══ Exercise inputs
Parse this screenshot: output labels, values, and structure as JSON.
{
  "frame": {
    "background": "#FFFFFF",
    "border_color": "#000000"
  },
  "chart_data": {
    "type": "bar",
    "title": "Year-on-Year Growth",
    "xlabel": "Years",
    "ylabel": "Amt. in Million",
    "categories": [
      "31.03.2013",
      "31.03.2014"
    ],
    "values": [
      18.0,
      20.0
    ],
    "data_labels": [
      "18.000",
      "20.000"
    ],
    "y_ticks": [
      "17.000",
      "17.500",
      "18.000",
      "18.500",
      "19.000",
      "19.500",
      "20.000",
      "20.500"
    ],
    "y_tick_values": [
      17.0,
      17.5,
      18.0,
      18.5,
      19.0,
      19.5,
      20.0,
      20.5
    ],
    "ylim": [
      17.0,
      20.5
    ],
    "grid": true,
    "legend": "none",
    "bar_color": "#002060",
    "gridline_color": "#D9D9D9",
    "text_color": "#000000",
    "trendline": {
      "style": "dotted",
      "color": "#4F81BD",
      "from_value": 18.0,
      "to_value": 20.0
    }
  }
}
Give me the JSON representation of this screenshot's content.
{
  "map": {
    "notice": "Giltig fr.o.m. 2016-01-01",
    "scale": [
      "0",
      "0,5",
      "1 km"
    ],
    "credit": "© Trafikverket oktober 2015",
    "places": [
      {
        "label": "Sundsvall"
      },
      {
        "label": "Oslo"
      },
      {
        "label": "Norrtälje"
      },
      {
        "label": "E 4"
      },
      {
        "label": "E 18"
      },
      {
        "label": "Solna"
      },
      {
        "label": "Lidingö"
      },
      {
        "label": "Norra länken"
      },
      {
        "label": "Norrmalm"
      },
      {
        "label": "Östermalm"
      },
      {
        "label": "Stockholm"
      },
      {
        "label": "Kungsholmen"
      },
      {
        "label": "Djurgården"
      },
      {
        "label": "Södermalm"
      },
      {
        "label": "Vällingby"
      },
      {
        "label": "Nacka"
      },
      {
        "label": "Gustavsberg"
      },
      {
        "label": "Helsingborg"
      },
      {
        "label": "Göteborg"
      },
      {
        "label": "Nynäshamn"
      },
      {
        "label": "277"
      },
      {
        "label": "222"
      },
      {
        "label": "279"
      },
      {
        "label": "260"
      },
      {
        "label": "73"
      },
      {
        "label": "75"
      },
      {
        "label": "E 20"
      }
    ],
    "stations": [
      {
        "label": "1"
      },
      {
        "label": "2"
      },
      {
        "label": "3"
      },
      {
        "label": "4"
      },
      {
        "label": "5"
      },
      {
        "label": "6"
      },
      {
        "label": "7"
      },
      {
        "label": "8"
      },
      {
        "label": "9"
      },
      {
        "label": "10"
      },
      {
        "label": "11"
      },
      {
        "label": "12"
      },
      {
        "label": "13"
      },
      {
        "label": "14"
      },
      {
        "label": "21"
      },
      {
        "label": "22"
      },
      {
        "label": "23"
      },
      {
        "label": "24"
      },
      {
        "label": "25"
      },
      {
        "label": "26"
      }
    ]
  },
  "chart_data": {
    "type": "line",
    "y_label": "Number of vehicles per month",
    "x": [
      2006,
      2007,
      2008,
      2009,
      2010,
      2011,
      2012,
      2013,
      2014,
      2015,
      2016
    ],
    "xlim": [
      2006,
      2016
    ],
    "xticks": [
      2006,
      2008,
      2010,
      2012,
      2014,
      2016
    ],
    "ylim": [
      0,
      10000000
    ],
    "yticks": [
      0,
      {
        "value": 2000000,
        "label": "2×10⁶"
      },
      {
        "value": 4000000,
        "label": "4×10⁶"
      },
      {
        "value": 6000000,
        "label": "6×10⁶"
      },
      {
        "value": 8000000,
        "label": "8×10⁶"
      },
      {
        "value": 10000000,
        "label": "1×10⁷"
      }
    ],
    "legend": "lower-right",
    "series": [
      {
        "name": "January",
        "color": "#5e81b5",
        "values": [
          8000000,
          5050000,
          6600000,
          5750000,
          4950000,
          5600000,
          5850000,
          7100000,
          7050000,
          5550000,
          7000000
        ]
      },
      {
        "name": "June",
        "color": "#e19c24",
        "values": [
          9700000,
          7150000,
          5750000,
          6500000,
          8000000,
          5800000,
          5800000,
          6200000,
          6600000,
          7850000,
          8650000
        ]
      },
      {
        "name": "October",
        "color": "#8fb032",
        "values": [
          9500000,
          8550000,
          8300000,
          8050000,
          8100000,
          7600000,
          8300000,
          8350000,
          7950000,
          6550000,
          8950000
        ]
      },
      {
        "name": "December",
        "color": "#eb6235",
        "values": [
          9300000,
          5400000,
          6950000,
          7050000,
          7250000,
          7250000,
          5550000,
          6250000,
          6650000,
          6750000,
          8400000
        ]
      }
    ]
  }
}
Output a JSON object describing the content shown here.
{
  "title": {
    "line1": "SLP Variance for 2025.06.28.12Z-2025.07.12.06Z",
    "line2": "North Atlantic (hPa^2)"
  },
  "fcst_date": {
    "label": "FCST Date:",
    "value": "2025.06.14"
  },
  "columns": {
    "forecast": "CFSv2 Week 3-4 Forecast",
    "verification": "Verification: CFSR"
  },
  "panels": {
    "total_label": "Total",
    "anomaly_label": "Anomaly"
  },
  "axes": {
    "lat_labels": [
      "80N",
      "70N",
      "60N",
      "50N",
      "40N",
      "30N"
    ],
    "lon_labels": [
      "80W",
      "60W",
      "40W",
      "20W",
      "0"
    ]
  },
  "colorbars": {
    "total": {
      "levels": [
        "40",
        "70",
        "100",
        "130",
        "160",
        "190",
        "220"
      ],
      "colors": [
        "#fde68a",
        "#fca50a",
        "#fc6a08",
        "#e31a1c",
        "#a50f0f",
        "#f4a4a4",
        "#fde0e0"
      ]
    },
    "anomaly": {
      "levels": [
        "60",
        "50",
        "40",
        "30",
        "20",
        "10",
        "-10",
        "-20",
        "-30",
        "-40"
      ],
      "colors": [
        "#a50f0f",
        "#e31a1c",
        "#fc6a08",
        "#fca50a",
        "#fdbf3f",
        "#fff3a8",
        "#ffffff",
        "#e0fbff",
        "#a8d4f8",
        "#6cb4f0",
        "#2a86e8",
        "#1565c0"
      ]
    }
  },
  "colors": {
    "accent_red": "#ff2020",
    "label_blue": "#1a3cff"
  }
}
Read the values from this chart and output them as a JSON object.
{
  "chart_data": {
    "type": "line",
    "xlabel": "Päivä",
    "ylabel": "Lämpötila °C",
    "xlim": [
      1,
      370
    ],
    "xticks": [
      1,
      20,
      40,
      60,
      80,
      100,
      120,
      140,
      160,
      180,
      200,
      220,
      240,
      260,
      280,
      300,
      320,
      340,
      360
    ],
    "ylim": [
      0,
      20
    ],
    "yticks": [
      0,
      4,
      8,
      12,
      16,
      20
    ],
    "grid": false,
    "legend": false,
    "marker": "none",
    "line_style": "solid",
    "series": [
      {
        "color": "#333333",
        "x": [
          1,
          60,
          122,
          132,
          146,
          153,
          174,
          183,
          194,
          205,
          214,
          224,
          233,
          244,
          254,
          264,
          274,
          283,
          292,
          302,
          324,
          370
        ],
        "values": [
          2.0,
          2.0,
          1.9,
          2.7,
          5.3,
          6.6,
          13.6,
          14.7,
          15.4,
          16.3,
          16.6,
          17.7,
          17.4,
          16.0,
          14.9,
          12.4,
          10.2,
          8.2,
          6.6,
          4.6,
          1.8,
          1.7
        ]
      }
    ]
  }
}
════
_Exercise requirements_
Write out the material from the first line to the last, exactly.

_Written solution_
Parse this screenshot: output labels, values, and structure as JSON.
{
  "frame": {
    "background": "#FFFFFF",
    "border_color": "#000000"
  },
  "chart_data": {
    "type": "bar",
    "title": "Year-on-Year Growth",
    "xlabel": "Years",
    "ylabel": "Amt. in Million",
    "categories": [
      "31.03.2013",
      "31.03.2014"
    ],
    "values": [
      18.0,
      20.0
    ],
    "data_labels": [
      "18.000",
      "20.000"
    ],
    "y_ticks": [
      "17.000",
      "17.500",
      "18.000",
      "18.500",
      "19.000",
      "19.500",
      "20.000",
      "20.500"
    ],
    "y_tick_values": [
      17.0,
      17.5,
      18.0,
      18.5,
      19.0,
      19.5,
      20.0,
      20.5
    ],
    "ylim": [
      17.0,
      20.5
    ],
    "grid": true,
    "legend": "none",
    "bar_color": "#002060",
    "gridline_color": "#D9D9D9",
    "text_color": "#000000",
    "trendline": {
      "style": "dotted",
      "color": "#4F81BD",
      "from_value": 18.0,
      "to_value": 20.0
    }
  }
}
Give me the JSON representation of this screenshot's content.
{
  "map": {
    "notice": "Giltig fr.o.m. 2016-01-01",
    "scale": [
      "0",
      "0,5",
      "1 km"
    ],
    "credit": "© Trafikverket oktober 2015",
    "places": [
      {
        "label": "Sundsvall"
      },
      {
        "label": "Oslo"
      },
      {
        "label": "Norrtälje"
      },
      {
        "label": "E 4"
      },
      {
        "label": "E 18"
      },
      {
        "label": "Solna"
      },
      {
        "label": "Lidingö"
      },
      {
        "label": "Norra länken"
      },
      {
        "label": "Norrmalm"
      },
      {
        "label": "Östermalm"
      },
      {
        "label": "Stockholm"
      },
      {
        "label": "Kungsholmen"
      },
      {
        "label": "Djurgården"
      },
      {
        "label": "Södermalm"
      },
      {
        "label": "Vällingby"
      },
      {
        "label": "Nacka"
      },
      {
        "label": "Gustavsberg"
      },
      {
        "label": "Helsingborg"
      },
      {
        "label": "Göteborg"
      },
      {
        "label": "Nynäshamn"
      },
      {
        "label": "277"
      },
      {
        "label": "222"
      },
      {
        "label": "279"
      },
      {
        "label": "260"
      },
      {
        "label": "73"
      },
      {
        "label": "75"
      },
      {
        "label": "E 20"
      }
    ],
    "stations": [
      {
        "label": "1"
      },
      {
        "label": "2"
      },
      {
        "label": "3"
      },
      {
        "label": "4"
      },
      {
        "label": "5"
      },
      {
        "label": "6"
      },
      {
        "label": "7"
      },
      {
        "label": "8"
      },
      {
        "label": "9"
      },
      {
        "label": "10"
      },
      {
        "label": "11"
      },
      {
        "label": "12"
      },
      {
        "label": "13"
      },
      {
        "label": "14"
      },
      {
        "label": "21"
      },
      {
        "label": "22"
      },
      {
        "label": "23"
      },
      {
        "label": "24"
      },
      {
        "label": "25"
      },
      {
        "label": "26"
      }
    ]
  },
  "chart_data": {
    "type": "line",
    "y_label": "Number of vehicles per month",
    "x": [
      2006,
      2007,
      2008,
      2009,
      2010,
      2011,
      2012,
      2013,
      2014,
      2015,
      2016
    ],
    "xlim": [
      2006,
      2016
    ],
    "xticks": [
      2006,
      2008,
      2010,
      2012,
      2014,
      2016
    ],
    "ylim": [
      0,
      10000000
    ],
    "yticks": [
      0,
      {
        "value": 2000000,
        "label": "2×10⁶"
      },
      {
        "value": 4000000,
        "label": "4×10⁶"
      },
      {
        "value": 6000000,
        "label": "6×10⁶"
      },
      {
        "value": 8000000,
        "label": "8×10⁶"
      },
      {
        "value": 10000000,
        "label": "1×10⁷"
      }
    ],
    "legend": "lower-right",
    "series": [
      {
        "name": "January",
        "color": "#5e81b5",
        "values": [
          8000000,
          5050000,
          6600000,
          5750000,
          4950000,
          5600000,
          5850000,
          7100000,
          7050000,
          5550000,
          7000000
        ]
      },
      {
        "name": "June",
        "color": "#e19c24",
        "values": [
          9700000,
          7150000,
          5750000,
          6500000,
          8000000,
          5800000,
          5800000,
          6200000,
          6600000,
          7850000,
          8650000
        ]
      },
      {
        "name": "October",
        "color": "#8fb032",
        "values": [
          9500000,
          8550000,
          8300000,
          8050000,
          8100000,
          7600000,
          8300000,
          8350000,
          7950000,
          6550000,
          8950000
        ]
      },
      {
        "name": "December",
        "color": "#eb6235",
        "values": [
          9300000,
          5400000,
          6950000,
          7050000,
          7250000,
          7250000,
          5550000,
          6250000,
          6650000,
          6750000,
          8400000
        ]
      }
    ]
  }
}
Output a JSON object describing the content shown here.
{
  "title": {
    "line1": "SLP Variance for 2025.06.28.12Z-2025.07.12.06Z",
    "line2": "North Atlantic (hPa^2)"
  },
  "fcst_date": {
    "label": "FCST Date:",
    "value": "2025.06.14"
  },
  "columns": {
    "forecast": "CFSv2 Week 3-4 Forecast",
    "verification": "Verification: CFSR"
  },
  "panels": {
    "total_label": "Total",
    "anomaly_label": "Anomaly"
  },
  "axes": {
    "lat_labels": [
      "80N",
      "70N",
      "60N",
      "50N",
      "40N",
      "30N"
    ],
    "lon_labels": [
      "80W",
      "60W",
      "40W",
      "20W",
      "0"
    ]
  },
  "colorbars": {
    "total": {
      "levels": [
        "40",
        "70",
        "100",
        "130",
        "160",
        "190",
        "220"
      ],
      "colors": [
        "#fde68a",
        "#fca50a",
        "#fc6a08",
        "#e31a1c",
        "#a50f0f",
        "#f4a4a4",
        "#fde0e0"
      ]
    },
    "anomaly": {
      "levels": [
        "60",
        "50",
        "40",
        "30",
        "20",
        "10",
        "-10",
        "-20",
        "-30",
        "-40"
      ],
      "colors": [
        "#a50f0f",
        "#e31a1c",
        "#fc6a08",
        "#fca50a",
        "#fdbf3f",
        "#fff3a8",
        "#ffffff",
        "#e0fbff",
        "#a8d4f8",
        "#6cb4f0",
        "#2a86e8",
        "#1565c0"
      ]
    }
  },
  "colors": {
    "accent_red": "#ff2020",
    "label_blue": "#1a3cff"
  }
}
Read the values from this chart and output them as a JSON object.
{
  "chart_data": {
    "type": "line",
    "xlabel": "Päivä",
    "ylabel": "Lämpötila °C",
    "xlim": [
      1,
      370
    ],
    "xticks": [
      1,
      20,
      40,
      60,
      80,
      100,
      120,
      140,
      160,
      180,
      200,
      220,
      240,
      260,
      280,
      300,
      320,
      340,
      360
    ],
    "ylim": [
      0,
      20
    ],
    "yticks": [
      0,
      4,
      8,
      12,
      16,
      20
    ],
    "grid": false,
    "legend": false,
    "marker": "none",
    "line_style": "solid",
    "series": [
      {
        "color": "#333333",
        "x": [
          1,
          60,
          122,
          132,
          146,
          153,
          174,
          183,
          194,
          205,
          214,
          224,
          233,
          244,
          254,
          264,
          274,
          283,
          292,
          302,
          324,
          370
        ],
        "values": [
          2.0,
          2.0,
          1.9,
          2.7,
          5.3,
          6.6,
          13.6,
          14.7,
          15.4,
          16.3,
          16.6,
          17.7,
          17.4,
          16.0,
          14.9,
          12.4,
          10.2,
          8.2,
          6.6,
          4.6,
          1.8,
          1.7
        ]
      }
    ]
  }
}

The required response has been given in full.